▶ _What you are asked to do_:
Each entry below should be echoed exactly, with pictures omitted.

▶ _Extracted material_:
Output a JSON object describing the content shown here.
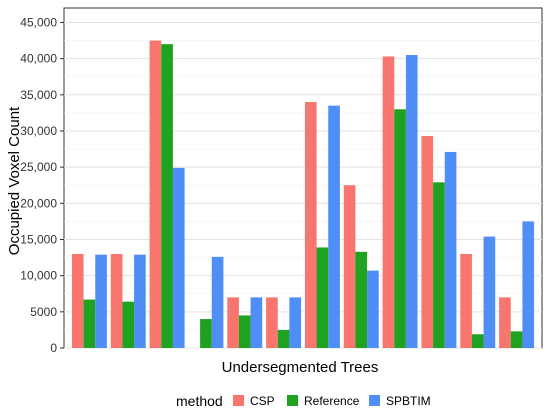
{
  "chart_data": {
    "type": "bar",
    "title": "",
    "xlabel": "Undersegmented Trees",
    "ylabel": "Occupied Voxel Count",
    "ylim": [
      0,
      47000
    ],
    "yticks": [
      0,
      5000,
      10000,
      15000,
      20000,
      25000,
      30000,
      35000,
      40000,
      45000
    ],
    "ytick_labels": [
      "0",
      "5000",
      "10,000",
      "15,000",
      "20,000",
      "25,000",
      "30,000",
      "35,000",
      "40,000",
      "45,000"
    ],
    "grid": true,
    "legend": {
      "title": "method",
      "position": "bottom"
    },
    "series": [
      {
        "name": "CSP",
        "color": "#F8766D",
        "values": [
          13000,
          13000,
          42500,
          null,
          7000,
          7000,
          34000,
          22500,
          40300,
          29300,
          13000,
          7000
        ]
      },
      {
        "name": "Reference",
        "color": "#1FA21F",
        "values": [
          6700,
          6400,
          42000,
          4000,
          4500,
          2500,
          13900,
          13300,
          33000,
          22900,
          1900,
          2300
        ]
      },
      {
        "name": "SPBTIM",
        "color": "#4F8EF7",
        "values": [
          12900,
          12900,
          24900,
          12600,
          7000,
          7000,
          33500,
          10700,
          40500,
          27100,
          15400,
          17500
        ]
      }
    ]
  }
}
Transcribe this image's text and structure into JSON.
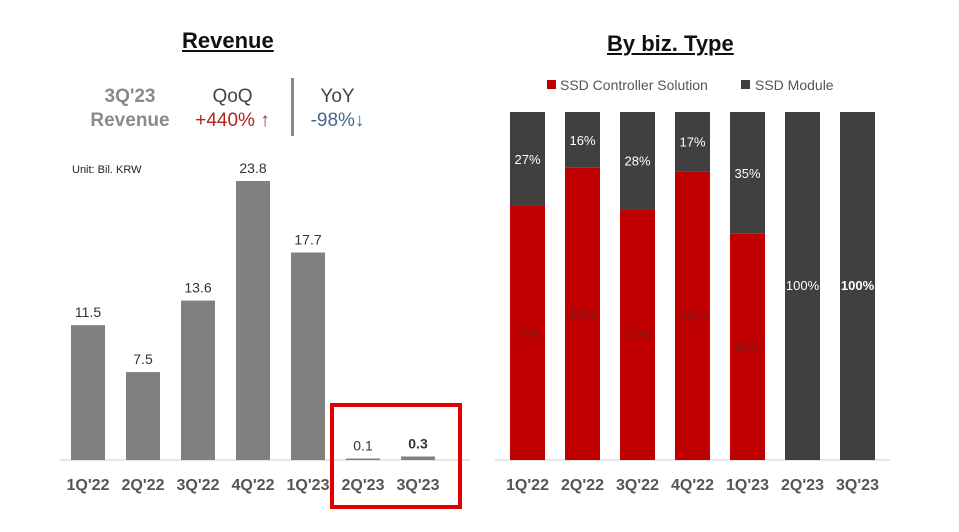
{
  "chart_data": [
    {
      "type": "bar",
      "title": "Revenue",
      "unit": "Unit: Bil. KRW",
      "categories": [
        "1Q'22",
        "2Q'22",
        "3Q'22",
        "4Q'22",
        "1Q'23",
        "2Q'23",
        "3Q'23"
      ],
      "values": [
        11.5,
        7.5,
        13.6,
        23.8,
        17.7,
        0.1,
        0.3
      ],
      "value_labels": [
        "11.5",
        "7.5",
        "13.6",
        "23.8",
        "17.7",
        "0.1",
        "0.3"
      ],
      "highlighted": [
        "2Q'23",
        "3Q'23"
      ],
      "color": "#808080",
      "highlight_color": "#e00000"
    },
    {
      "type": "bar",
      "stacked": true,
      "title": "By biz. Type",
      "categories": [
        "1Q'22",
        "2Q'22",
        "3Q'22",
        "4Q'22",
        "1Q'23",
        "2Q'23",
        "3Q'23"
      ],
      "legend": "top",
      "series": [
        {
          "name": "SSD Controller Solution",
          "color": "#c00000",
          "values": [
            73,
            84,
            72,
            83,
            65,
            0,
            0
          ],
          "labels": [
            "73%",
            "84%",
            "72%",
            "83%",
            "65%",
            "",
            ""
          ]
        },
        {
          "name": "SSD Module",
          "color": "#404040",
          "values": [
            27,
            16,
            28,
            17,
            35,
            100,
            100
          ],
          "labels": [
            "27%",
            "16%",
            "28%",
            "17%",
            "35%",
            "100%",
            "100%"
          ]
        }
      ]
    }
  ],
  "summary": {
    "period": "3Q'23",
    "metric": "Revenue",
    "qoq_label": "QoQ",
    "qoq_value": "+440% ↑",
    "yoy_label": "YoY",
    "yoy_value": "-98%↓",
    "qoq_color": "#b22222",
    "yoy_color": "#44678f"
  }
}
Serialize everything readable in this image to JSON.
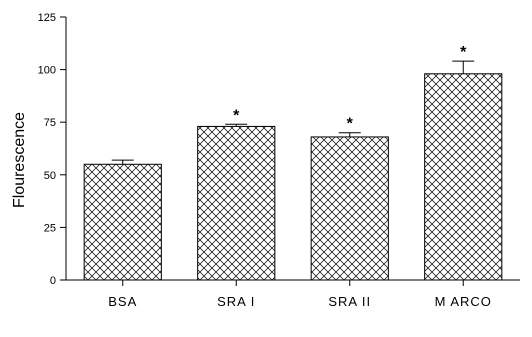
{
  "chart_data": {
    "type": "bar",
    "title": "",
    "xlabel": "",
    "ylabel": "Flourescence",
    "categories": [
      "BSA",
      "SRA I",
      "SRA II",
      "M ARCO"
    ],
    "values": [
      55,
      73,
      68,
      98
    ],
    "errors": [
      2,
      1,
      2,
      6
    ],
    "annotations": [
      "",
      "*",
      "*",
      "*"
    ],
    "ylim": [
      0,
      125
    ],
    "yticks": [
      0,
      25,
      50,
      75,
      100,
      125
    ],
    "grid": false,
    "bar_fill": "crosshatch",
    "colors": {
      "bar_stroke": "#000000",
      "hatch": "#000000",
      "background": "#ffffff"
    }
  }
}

▶ _Answer in full_:
Output a JSON object describing the content shown here.
{
  "chart_data": {
    "type": "bar",
    "title": "",
    "xlabel": "Undersegmented Trees",
    "ylabel": "Occupied Voxel Count",
    "ylim": [
      0,
      47000
    ],
    "yticks": [
      0,
      5000,
      10000,
      15000,
      20000,
      25000,
      30000,
      35000,
      40000,
      45000
    ],
    "ytick_labels": [
      "0",
      "5000",
      "10,000",
      "15,000",
      "20,000",
      "25,000",
      "30,000",
      "35,000",
      "40,000",
      "45,000"
    ],
    "grid": true,
    "legend": {
      "title": "method",
      "position": "bottom"
    },
    "series": [
      {
        "name": "CSP",
        "color": "#F8766D",
        "values": [
          13000,
          13000,
          42500,
          null,
          7000,
          7000,
          34000,
          22500,
          40300,
          29300,
          13000,
          7000
        ]
      },
      {
        "name": "Reference",
        "color": "#1FA21F",
        "values": [
          6700,
          6400,
          42000,
          4000,
          4500,
          2500,
          13900,
          13300,
          33000,
          22900,
          1900,
          2300
        ]
      },
      {
        "name": "SPBTIM",
        "color": "#4F8EF7",
        "values": [
          12900,
          12900,
          24900,
          12600,
          7000,
          7000,
          33500,
          10700,
          40500,
          27100,
          15400,
          17500
        ]
      }
    ]
  }
}
Transcribe this image's text and structure into JSON.
{
  "chart_data": [
    {
      "type": "bar",
      "title": "Revenue",
      "unit": "Unit: Bil. KRW",
      "categories": [
        "1Q'22",
        "2Q'22",
        "3Q'22",
        "4Q'22",
        "1Q'23",
        "2Q'23",
        "3Q'23"
      ],
      "values": [
        11.5,
        7.5,
        13.6,
        23.8,
        17.7,
        0.1,
        0.3
      ],
      "value_labels": [
        "11.5",
        "7.5",
        "13.6",
        "23.8",
        "17.7",
        "0.1",
        "0.3"
      ],
      "highlighted": [
        "2Q'23",
        "3Q'23"
      ],
      "color": "#808080",
      "highlight_color": "#e00000"
    },
    {
      "type": "bar",
      "stacked": true,
      "title": "By biz. Type",
      "categories": [
        "1Q'22",
        "2Q'22",
        "3Q'22",
        "4Q'22",
        "1Q'23",
        "2Q'23",
        "3Q'23"
      ],
      "legend": "top",
      "series": [
        {
          "name": "SSD Controller Solution",
          "color": "#c00000",
          "values": [
            73,
            84,
            72,
            83,
            65,
            0,
            0
          ],
          "labels": [
            "73%",
            "84%",
            "72%",
            "83%",
            "65%",
            "",
            ""
          ]
        },
        {
          "name": "SSD Module",
          "color": "#404040",
          "values": [
            27,
            16,
            28,
            17,
            35,
            100,
            100
          ],
          "labels": [
            "27%",
            "16%",
            "28%",
            "17%",
            "35%",
            "100%",
            "100%"
          ]
        }
      ]
    }
  ],
  "summary": {
    "period": "3Q'23",
    "metric": "Revenue",
    "qoq_label": "QoQ",
    "qoq_value": "+440% ↑",
    "yoy_label": "YoY",
    "yoy_value": "-98%↓",
    "qoq_color": "#b22222",
    "yoy_color": "#44678f"
  }
}
Serialize everything readable in this image to JSON.
{
  "chart_data": {
    "type": "bar",
    "title": "",
    "xlabel": "",
    "ylabel": "Flourescence",
    "categories": [
      "BSA",
      "SRA I",
      "SRA II",
      "M ARCO"
    ],
    "values": [
      55,
      73,
      68,
      98
    ],
    "errors": [
      2,
      1,
      2,
      6
    ],
    "annotations": [
      "",
      "*",
      "*",
      "*"
    ],
    "ylim": [
      0,
      125
    ],
    "yticks": [
      0,
      25,
      50,
      75,
      100,
      125
    ],
    "grid": false,
    "bar_fill": "crosshatch",
    "colors": {
      "bar_stroke": "#000000",
      "hatch": "#000000",
      "background": "#ffffff"
    }
  }
}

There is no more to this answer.